> **DESCRIPTION OF THE TASK**: Where a line holds the string "page", return that line.

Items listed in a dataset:

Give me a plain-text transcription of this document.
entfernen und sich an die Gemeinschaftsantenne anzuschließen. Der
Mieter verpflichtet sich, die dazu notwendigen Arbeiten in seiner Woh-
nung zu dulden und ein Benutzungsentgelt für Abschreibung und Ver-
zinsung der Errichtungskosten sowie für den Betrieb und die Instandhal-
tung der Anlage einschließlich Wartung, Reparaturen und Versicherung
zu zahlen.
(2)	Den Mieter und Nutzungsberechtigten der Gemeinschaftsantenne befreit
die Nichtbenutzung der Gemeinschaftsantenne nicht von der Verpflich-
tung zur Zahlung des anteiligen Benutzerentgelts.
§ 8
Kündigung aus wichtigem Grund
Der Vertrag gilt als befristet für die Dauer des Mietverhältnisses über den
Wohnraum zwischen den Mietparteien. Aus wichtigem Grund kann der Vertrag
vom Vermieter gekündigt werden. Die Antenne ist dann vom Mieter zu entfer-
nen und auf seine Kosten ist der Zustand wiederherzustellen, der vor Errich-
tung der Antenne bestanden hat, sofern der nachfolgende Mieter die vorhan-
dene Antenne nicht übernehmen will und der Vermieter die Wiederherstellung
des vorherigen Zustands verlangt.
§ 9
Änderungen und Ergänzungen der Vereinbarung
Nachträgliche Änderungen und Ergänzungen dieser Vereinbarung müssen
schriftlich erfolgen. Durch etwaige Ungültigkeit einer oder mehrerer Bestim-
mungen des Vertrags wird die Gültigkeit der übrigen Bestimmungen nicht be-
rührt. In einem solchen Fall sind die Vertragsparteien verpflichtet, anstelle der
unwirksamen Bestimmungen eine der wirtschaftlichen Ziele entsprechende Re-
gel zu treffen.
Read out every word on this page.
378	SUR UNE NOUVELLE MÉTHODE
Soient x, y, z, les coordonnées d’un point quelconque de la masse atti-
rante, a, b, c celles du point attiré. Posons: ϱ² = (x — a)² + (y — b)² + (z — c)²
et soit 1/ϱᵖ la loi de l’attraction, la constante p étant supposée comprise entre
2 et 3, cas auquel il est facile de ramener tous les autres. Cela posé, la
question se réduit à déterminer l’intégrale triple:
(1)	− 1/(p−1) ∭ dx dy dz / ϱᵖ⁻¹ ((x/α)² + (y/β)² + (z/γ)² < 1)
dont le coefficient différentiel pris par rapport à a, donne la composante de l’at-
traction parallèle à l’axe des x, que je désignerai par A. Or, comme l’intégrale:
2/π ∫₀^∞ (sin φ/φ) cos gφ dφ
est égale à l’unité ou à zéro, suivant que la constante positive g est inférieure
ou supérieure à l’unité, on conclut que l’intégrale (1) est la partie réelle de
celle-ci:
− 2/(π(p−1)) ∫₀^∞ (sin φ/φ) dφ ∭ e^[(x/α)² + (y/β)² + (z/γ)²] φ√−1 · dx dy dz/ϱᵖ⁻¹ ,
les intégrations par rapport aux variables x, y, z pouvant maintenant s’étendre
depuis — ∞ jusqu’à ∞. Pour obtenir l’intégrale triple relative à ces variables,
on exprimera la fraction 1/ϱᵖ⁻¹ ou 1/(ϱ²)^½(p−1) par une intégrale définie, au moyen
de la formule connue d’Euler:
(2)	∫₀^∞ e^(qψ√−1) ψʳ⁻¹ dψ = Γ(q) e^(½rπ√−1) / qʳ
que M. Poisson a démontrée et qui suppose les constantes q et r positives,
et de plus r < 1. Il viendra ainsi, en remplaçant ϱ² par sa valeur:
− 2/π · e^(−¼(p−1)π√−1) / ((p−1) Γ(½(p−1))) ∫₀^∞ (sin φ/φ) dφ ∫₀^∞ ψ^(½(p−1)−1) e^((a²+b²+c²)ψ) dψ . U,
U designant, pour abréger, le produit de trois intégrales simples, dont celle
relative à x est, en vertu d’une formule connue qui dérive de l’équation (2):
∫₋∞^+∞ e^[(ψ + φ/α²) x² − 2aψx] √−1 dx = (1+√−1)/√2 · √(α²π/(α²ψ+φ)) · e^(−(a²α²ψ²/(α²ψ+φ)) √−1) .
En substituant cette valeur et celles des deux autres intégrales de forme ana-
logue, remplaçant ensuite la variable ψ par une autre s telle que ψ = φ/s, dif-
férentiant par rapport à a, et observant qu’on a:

--

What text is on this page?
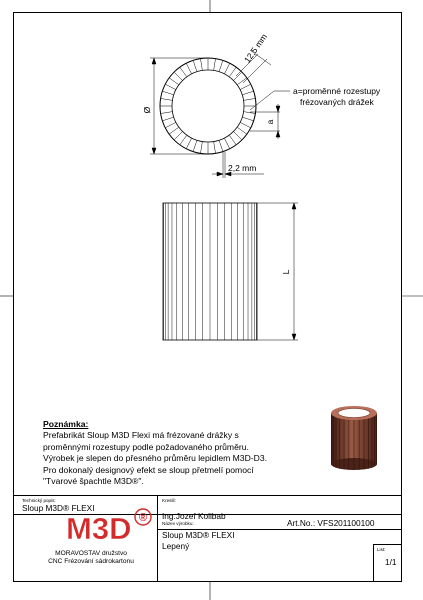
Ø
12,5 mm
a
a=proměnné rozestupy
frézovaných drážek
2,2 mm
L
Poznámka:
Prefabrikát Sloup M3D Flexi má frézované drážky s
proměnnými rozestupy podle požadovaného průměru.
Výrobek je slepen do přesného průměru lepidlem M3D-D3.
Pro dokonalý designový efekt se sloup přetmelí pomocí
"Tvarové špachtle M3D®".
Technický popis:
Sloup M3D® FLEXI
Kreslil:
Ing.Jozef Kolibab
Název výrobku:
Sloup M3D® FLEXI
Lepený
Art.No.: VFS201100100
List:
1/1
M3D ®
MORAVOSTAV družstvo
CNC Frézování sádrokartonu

> **WRITTEN SOLUTION**:
Read out every word on this page.
What text is on this page?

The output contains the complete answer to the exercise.